__READING TEXT__:

———

Don’t mention the M word! It’s what every woman dreads, or so we’re told, but why? When you’re young, you tend to believe that all those hot flushes and ‘old lady worries’ are for the future. While there’s certainly nothing to worry about, there are many myths surrounding the menopause that we’re keen to dispel, in order to get more young women talking about and preparing for this inevitable change.
Menopause generally comes around age 45 to 55, but it’s actually possible for it to begin as early as your 30s, and in rare cases your 20s. So, it’s good to be knowledgeable and prepared, and know that some of the myths you’ve heard just aren’t true. For example:
- You’ll hit 50 and bam! The menopause arrives (Nope. It’s not as simple as one day period, the next day gone)
- You can’t get menopause symptoms while still having periods (Not true! You can definitely experience the symptoms of menopause before your period disappears)
- You’ll get fat (Wrong. Not everyone experiences weight gain during menopause)
- Your sex drive disappears (Wrong again. Everyone’s libido acts differently)
- You can’t prepare for menopause (False! And we’re about to tell you why…)
Menopause tends not to be discussed. It’s seen as a sign of ageing, and therefore something that a lot of women feel ashamed about. In fact, menopause comes to us all, so at Yoppie we believe in having more open, honest conversations about it, so that every woman can feel prepared and comfortable when it arrives. Menopause can’t be prevented, but there are things we can all do to make it a little easier and more comfortable.
First of all, what is the difference between perimenopause and menopause?
Perimenopause begins several years before menopause does, and is when your ovaries gradually begin to make less estrogen. This phase usually starts in your 40s, and lasts until the ovaries stop releasing eggs altogether, which is called menopause.
Menopause officially means you haven’t had a period for 12 months, but many women find that it’s not as black-and-white as this. That’s why the term perimenopause tends to cover the ambiguous period before menopause. Perimenopause lasts on average four years, but some women experience it for as little as a few months, others as much as ten years, depending on the individual.
What are the symptoms?
The only symptom of menopause that seems to be openly talked about is hot flushes, with many a comedy movie poking fun at this side effect.
In fact, you could also experience weight gain, loss of energy, forgetfulness, vaginal dryness, low sex drive, trouble sleeping, hair thinning and loss, anxiety or depression, or a combination of a few. These symptoms are all completely normal, but two things are important to know;
First, you do not have to live with being uncomfortable. If symptoms are affecting your life, visit your GP to discuss possible treatments to minimise the negative effects. Secondly, know that if you are feeling scared or depressed about the changes, this is also very common and normal. Your body may start to feel a little alien due to all the unexpected things it’s doing. Try not to bottle these feelings up. Talk to your GP about a plan of action.

———

__WHAT THIS EXERCISE ASKS__:
**A.** According to the article on menopause, how long does perimenopause last on average?
**B.** Please copy the article on menopause from "First of all, what" up to and including "are the symptoms?".

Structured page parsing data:

———

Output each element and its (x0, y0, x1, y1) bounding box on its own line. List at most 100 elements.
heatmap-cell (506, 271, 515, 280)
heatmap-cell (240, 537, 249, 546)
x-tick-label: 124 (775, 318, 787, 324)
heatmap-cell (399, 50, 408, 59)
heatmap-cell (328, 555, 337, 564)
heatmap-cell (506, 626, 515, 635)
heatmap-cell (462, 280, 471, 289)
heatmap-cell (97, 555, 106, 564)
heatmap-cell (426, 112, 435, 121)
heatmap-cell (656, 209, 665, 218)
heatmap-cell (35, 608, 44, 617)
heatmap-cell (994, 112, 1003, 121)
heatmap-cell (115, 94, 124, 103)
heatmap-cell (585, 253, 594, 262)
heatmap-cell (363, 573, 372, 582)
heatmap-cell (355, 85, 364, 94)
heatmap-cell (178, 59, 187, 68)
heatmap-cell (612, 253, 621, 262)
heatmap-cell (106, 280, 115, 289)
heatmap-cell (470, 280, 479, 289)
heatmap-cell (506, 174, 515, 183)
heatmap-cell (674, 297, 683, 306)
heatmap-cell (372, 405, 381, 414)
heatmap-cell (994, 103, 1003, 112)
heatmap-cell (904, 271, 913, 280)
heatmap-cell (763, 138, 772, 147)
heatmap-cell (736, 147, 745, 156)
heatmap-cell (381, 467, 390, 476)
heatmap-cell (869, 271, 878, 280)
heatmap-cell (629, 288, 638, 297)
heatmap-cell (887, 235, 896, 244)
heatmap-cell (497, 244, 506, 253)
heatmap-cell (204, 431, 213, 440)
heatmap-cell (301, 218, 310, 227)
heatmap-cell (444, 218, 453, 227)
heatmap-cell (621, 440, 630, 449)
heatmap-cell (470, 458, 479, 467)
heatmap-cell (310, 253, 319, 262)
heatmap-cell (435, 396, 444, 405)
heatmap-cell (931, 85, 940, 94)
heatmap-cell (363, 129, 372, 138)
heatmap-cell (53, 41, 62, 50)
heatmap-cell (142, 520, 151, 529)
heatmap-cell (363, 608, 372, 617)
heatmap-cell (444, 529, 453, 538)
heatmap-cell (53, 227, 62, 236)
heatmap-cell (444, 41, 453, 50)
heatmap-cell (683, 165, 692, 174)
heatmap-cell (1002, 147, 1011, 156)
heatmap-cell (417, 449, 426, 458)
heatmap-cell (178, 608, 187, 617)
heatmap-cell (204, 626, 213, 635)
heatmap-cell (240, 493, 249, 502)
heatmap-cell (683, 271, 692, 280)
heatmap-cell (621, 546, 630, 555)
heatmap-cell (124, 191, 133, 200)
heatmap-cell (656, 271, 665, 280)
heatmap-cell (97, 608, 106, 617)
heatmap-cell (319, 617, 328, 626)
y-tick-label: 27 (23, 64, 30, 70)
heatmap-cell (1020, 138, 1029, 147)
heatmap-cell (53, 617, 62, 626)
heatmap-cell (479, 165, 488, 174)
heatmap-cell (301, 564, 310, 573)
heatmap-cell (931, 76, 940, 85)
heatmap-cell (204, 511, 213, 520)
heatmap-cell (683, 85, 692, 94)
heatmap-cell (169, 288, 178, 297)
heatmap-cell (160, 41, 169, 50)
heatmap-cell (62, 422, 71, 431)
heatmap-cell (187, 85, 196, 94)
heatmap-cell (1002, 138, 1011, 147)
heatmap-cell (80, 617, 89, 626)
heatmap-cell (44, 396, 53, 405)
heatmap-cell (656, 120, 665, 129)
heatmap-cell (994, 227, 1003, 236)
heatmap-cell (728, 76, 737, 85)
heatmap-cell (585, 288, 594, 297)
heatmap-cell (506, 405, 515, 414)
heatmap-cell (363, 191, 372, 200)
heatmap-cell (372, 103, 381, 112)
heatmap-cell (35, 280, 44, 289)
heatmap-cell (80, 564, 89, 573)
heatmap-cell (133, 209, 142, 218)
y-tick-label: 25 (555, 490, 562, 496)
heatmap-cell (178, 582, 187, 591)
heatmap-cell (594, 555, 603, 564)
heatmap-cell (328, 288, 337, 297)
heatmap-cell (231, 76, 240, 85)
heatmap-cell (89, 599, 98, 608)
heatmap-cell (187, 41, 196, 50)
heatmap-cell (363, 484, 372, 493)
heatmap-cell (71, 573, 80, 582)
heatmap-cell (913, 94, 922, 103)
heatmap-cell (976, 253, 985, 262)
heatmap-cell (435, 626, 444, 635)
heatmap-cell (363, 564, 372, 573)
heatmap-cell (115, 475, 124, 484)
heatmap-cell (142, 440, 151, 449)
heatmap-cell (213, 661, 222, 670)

———

__ANSWERS BY TASK__:
**A.** Four years

**B.**
First of all, what is the difference between perimenopause and menopause?
Perimenopause begins several years before menopause does, and is when your ovaries gradually begin to make less estrogen. This phase usually starts in your 40s, and lasts until the ovaries stop releasing eggs altogether, which is called menopause.
Menopause officially means you haven’t had a period for 12 months, but many women find that it’s not as black-and-white as this. That’s why the term perimenopause tends to cover the ambiguous period before menopause. Perimenopause lasts on average four years, but some women experience it for as little as a few months, others as much as ten years, depending on the individual.
What are the symptoms?